▸ **What is expected**
Copy out every line in which the string "наименьшее" occurs.
——————————
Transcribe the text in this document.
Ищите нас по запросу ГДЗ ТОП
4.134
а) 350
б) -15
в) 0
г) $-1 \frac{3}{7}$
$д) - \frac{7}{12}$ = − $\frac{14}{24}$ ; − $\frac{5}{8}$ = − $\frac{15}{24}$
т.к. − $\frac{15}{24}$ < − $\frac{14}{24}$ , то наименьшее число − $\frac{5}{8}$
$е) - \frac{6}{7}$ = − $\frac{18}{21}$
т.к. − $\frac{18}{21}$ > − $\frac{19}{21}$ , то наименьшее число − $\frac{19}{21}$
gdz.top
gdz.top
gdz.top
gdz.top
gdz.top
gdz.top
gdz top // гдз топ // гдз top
——————————
▸ **Reply**
т.к. − $\frac{15}{24}$ < − $\frac{14}{24}$ , то наименьшее число − $\frac{5}{8}$
т.к. − $\frac{18}{21}$ > − $\frac{19}{21}$ , то наименьшее число − $\frac{19}{21}$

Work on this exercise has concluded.